### Records for this exercise:
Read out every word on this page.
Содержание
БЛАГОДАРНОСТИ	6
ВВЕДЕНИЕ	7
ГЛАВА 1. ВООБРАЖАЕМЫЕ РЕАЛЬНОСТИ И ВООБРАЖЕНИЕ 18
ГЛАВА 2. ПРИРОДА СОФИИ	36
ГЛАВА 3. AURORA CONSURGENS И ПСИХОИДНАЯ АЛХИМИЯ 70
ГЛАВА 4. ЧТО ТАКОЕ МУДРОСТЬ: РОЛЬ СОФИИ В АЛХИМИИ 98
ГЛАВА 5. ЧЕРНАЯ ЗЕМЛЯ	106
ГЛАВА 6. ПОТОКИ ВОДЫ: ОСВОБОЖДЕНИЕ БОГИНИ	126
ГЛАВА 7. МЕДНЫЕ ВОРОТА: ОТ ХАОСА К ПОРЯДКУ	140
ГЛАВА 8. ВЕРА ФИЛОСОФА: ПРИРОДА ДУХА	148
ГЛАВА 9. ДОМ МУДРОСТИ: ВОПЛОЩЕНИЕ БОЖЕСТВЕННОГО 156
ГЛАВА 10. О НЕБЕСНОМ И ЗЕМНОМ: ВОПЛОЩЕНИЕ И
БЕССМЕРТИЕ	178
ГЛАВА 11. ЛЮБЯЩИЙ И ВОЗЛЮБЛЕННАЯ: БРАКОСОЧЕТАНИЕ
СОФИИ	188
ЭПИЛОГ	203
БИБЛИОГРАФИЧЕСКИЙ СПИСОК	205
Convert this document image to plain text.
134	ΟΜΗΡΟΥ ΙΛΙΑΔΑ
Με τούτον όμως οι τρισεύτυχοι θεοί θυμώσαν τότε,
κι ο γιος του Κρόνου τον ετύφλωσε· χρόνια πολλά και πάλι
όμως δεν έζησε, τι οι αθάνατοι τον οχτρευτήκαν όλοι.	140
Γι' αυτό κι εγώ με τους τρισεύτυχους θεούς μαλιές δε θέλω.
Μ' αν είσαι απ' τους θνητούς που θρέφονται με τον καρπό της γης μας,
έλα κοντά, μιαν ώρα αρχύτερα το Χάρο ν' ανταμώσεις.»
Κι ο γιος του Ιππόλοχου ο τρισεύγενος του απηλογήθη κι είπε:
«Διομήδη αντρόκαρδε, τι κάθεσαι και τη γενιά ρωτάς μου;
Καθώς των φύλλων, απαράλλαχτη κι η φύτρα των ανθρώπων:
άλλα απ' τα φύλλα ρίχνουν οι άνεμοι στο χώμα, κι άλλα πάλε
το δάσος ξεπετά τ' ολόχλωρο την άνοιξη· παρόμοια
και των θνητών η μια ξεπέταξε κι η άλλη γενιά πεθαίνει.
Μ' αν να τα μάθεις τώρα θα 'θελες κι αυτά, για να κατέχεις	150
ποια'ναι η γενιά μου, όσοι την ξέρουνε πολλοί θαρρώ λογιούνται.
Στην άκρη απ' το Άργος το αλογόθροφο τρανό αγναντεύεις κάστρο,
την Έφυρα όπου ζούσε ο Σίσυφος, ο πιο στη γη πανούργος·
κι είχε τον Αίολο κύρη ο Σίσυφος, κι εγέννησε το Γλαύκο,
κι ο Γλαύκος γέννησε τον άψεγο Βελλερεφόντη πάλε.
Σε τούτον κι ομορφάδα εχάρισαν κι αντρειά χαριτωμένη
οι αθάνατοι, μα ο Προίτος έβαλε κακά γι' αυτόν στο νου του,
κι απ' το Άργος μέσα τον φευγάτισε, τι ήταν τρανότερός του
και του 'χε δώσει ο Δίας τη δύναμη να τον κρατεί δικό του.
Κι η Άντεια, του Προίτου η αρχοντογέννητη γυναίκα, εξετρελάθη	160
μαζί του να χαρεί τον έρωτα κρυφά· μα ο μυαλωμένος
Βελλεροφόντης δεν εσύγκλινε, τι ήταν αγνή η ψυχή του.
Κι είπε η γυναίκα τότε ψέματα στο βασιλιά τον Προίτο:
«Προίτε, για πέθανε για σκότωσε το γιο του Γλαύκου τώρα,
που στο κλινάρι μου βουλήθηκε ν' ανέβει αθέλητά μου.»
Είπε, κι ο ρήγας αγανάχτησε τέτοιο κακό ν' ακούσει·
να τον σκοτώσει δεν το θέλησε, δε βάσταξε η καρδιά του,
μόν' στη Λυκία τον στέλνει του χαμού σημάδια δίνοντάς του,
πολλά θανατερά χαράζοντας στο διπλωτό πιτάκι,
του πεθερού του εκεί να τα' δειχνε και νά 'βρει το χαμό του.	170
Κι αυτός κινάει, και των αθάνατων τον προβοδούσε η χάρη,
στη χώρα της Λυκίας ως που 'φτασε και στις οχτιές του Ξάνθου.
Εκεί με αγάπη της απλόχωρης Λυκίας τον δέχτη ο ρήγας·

### Aim:
Retype the data in full and match it exactly.

### Finished answer:
Read out every word on this page.
Содержание
БЛАГОДАРНОСТИ	6
ВВЕДЕНИЕ	7
ГЛАВА 1. ВООБРАЖАЕМЫЕ РЕАЛЬНОСТИ И ВООБРАЖЕНИЕ 18
ГЛАВА 2. ПРИРОДА СОФИИ	36
ГЛАВА 3. AURORA CONSURGENS И ПСИХОИДНАЯ АЛХИМИЯ 70
ГЛАВА 4. ЧТО ТАКОЕ МУДРОСТЬ: РОЛЬ СОФИИ В АЛХИМИИ 98
ГЛАВА 5. ЧЕРНАЯ ЗЕМЛЯ	106
ГЛАВА 6. ПОТОКИ ВОДЫ: ОСВОБОЖДЕНИЕ БОГИНИ	126
ГЛАВА 7. МЕДНЫЕ ВОРОТА: ОТ ХАОСА К ПОРЯДКУ	140
ГЛАВА 8. ВЕРА ФИЛОСОФА: ПРИРОДА ДУХА	148
ГЛАВА 9. ДОМ МУДРОСТИ: ВОПЛОЩЕНИЕ БОЖЕСТВЕННОГО 156
ГЛАВА 10. О НЕБЕСНОМ И ЗЕМНОМ: ВОПЛОЩЕНИЕ И
БЕССМЕРТИЕ	178
ГЛАВА 11. ЛЮБЯЩИЙ И ВОЗЛЮБЛЕННАЯ: БРАКОСОЧЕТАНИЕ
СОФИИ	188
ЭПИЛОГ	203
БИБЛИОГРАФИЧЕСКИЙ СПИСОК	205
Convert this document image to plain text.
134	ΟΜΗΡΟΥ ΙΛΙΑΔΑ
Με τούτον όμως οι τρισεύτυχοι θεοί θυμώσαν τότε,
κι ο γιος του Κρόνου τον ετύφλωσε· χρόνια πολλά και πάλι
όμως δεν έζησε, τι οι αθάνατοι τον οχτρευτήκαν όλοι.	140
Γι' αυτό κι εγώ με τους τρισεύτυχους θεούς μαλιές δε θέλω.
Μ' αν είσαι απ' τους θνητούς που θρέφονται με τον καρπό της γης μας,
έλα κοντά, μιαν ώρα αρχύτερα το Χάρο ν' ανταμώσεις.»
Κι ο γιος του Ιππόλοχου ο τρισεύγενος του απηλογήθη κι είπε:
«Διομήδη αντρόκαρδε, τι κάθεσαι και τη γενιά ρωτάς μου;
Καθώς των φύλλων, απαράλλαχτη κι η φύτρα των ανθρώπων:
άλλα απ' τα φύλλα ρίχνουν οι άνεμοι στο χώμα, κι άλλα πάλε
το δάσος ξεπετά τ' ολόχλωρο την άνοιξη· παρόμοια
και των θνητών η μια ξεπέταξε κι η άλλη γενιά πεθαίνει.
Μ' αν να τα μάθεις τώρα θα 'θελες κι αυτά, για να κατέχεις	150
ποια'ναι η γενιά μου, όσοι την ξέρουνε πολλοί θαρρώ λογιούνται.
Στην άκρη απ' το Άργος το αλογόθροφο τρανό αγναντεύεις κάστρο,
την Έφυρα όπου ζούσε ο Σίσυφος, ο πιο στη γη πανούργος·
κι είχε τον Αίολο κύρη ο Σίσυφος, κι εγέννησε το Γλαύκο,
κι ο Γλαύκος γέννησε τον άψεγο Βελλερεφόντη πάλε.
Σε τούτον κι ομορφάδα εχάρισαν κι αντρειά χαριτωμένη
οι αθάνατοι, μα ο Προίτος έβαλε κακά γι' αυτόν στο νου του,
κι απ' το Άργος μέσα τον φευγάτισε, τι ήταν τρανότερός του
και του 'χε δώσει ο Δίας τη δύναμη να τον κρατεί δικό του.
Κι η Άντεια, του Προίτου η αρχοντογέννητη γυναίκα, εξετρελάθη	160
μαζί του να χαρεί τον έρωτα κρυφά· μα ο μυαλωμένος
Βελλεροφόντης δεν εσύγκλινε, τι ήταν αγνή η ψυχή του.
Κι είπε η γυναίκα τότε ψέματα στο βασιλιά τον Προίτο:
«Προίτε, για πέθανε για σκότωσε το γιο του Γλαύκου τώρα,
που στο κλινάρι μου βουλήθηκε ν' ανέβει αθέλητά μου.»
Είπε, κι ο ρήγας αγανάχτησε τέτοιο κακό ν' ακούσει·
να τον σκοτώσει δεν το θέλησε, δε βάσταξε η καρδιά του,
μόν' στη Λυκία τον στέλνει του χαμού σημάδια δίνοντάς του,
πολλά θανατερά χαράζοντας στο διπλωτό πιτάκι,
του πεθερού του εκεί να τα' δειχνε και νά 'βρει το χαμό του.	170
Κι αυτός κινάει, και των αθάνατων τον προβοδούσε η χάρη,
στη χώρα της Λυκίας ως που 'φτασε και στις οχτιές του Ξάνθου.
Εκεί με αγάπη της απλόχωρης Λυκίας τον δέχτη ο ρήγας·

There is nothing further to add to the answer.